WRITTEN PROBLEM: Within the records that follow, find every line containing the string "Most". Copy those lines.

[A run of records]
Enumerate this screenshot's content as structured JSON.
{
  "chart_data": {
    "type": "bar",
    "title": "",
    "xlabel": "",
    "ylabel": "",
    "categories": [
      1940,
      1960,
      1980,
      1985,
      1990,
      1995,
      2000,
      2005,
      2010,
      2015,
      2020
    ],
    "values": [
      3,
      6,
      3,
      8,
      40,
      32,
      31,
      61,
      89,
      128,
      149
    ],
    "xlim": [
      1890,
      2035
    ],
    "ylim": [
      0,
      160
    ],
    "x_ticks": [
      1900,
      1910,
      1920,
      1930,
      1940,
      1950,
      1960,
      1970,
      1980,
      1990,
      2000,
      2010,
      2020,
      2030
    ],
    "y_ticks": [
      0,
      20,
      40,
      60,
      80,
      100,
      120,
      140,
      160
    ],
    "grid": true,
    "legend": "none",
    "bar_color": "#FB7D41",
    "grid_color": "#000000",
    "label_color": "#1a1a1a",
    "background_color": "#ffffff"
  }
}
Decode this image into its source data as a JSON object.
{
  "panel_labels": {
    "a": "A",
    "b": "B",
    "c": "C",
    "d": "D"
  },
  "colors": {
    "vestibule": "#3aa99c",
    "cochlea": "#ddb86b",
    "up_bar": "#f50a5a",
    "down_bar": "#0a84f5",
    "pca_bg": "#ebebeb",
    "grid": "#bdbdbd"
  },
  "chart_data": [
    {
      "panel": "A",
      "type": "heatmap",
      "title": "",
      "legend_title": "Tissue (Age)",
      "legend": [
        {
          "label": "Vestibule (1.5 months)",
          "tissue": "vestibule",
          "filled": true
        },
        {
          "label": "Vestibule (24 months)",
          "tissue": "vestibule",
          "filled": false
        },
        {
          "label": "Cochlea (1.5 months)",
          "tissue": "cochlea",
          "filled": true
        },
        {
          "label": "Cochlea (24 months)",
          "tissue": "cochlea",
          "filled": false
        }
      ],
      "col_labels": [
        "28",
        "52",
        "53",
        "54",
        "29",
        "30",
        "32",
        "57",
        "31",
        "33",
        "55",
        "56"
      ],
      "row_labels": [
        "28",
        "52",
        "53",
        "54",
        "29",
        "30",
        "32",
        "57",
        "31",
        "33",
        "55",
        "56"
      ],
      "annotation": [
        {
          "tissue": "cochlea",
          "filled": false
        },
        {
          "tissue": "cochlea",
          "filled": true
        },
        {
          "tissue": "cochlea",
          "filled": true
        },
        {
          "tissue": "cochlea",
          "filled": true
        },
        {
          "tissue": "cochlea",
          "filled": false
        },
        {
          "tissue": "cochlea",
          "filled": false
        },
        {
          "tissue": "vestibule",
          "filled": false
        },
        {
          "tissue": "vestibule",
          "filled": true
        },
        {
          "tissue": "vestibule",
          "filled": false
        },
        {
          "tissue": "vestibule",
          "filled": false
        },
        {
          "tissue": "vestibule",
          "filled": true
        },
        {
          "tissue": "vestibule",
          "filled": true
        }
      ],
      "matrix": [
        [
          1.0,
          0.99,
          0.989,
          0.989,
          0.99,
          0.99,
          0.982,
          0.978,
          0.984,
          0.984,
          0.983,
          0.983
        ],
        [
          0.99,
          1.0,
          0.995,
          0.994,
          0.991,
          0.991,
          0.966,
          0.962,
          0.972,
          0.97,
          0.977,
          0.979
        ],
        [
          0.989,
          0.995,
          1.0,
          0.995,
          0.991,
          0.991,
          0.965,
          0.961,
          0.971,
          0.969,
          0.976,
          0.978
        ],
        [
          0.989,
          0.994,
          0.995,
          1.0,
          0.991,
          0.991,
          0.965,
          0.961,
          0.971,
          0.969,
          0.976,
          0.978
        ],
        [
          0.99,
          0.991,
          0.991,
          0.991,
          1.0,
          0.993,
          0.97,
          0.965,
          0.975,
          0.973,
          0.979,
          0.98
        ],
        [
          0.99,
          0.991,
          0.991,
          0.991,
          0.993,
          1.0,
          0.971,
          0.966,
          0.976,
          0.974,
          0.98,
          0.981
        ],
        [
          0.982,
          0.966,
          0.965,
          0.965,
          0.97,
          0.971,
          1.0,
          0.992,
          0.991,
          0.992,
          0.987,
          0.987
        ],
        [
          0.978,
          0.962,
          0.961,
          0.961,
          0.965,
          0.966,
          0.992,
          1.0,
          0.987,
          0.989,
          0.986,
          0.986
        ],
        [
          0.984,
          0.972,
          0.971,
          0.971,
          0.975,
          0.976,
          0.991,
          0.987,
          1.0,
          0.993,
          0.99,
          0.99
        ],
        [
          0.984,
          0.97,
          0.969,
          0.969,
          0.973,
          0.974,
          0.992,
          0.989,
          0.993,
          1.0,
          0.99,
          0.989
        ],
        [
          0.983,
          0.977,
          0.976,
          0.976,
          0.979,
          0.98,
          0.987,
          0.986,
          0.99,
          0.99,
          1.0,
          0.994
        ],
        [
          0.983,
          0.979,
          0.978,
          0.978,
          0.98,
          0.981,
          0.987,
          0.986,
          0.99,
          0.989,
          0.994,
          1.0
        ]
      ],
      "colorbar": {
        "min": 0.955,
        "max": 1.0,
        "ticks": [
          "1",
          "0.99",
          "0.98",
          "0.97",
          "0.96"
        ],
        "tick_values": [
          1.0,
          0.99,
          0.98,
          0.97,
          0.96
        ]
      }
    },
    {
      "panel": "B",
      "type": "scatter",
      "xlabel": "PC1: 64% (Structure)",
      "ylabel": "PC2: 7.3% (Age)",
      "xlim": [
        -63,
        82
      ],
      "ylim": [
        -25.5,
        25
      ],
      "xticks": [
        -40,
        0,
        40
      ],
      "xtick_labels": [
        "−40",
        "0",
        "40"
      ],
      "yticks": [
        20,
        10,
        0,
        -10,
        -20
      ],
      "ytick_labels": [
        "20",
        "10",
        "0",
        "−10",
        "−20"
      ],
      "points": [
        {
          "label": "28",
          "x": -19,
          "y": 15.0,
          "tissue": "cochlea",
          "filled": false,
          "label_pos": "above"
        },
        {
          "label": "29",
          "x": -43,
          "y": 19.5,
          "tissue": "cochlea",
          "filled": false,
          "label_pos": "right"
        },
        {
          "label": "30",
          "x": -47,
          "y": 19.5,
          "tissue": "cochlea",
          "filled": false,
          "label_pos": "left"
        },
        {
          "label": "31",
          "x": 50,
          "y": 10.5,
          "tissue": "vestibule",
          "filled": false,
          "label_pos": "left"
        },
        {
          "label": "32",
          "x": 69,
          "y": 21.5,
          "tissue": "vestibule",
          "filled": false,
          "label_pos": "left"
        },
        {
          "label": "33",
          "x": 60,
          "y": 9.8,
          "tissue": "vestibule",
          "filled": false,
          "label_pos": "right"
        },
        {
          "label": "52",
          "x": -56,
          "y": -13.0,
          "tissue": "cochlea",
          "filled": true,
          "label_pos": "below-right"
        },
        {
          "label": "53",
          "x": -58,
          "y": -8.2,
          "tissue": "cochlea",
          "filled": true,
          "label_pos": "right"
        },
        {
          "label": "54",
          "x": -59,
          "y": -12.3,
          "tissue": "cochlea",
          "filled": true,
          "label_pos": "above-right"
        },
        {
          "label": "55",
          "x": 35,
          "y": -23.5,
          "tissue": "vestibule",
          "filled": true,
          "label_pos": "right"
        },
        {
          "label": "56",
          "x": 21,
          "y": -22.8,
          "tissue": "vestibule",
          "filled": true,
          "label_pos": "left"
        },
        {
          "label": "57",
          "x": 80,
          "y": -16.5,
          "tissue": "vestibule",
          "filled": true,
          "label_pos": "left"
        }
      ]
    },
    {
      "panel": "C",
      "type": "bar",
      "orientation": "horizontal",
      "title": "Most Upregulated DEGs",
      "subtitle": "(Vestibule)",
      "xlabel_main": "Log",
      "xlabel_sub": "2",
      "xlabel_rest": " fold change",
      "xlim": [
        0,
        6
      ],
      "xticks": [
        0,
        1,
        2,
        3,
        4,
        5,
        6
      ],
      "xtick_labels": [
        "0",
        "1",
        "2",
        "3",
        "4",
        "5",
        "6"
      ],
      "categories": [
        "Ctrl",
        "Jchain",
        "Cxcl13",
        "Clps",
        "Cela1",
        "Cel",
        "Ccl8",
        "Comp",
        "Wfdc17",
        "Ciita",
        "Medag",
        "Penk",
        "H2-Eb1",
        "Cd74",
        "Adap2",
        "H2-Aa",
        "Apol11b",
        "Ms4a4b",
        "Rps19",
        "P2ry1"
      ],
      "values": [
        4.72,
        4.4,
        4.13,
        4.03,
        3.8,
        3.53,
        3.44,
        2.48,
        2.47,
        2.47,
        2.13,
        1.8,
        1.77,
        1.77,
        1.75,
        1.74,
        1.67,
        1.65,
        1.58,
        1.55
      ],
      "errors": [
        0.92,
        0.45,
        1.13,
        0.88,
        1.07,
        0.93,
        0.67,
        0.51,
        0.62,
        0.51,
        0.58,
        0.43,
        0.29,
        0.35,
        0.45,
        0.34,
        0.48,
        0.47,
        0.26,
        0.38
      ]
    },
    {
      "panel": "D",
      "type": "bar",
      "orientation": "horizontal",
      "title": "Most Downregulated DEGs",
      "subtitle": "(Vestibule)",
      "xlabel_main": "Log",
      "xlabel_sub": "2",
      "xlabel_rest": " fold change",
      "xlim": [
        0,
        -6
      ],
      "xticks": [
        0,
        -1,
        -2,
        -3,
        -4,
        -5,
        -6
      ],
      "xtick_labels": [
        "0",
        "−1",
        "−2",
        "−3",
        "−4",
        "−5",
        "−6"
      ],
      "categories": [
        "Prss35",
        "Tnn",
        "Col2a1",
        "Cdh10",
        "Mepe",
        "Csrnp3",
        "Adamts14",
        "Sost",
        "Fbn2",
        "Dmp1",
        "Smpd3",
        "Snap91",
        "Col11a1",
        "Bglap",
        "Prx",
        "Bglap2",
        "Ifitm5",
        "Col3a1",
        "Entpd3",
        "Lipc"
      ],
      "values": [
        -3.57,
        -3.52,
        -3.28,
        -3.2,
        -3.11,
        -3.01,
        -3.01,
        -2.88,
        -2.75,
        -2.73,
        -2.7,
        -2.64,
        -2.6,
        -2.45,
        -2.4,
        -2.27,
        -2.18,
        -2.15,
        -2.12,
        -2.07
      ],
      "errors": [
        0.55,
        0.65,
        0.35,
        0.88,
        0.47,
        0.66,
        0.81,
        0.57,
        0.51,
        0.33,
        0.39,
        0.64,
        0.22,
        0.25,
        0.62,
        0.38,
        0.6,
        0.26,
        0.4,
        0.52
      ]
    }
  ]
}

FINISHED TASK:
      "title": "Most Upregulated DEGs",
      "title": "Most Downregulated DEGs",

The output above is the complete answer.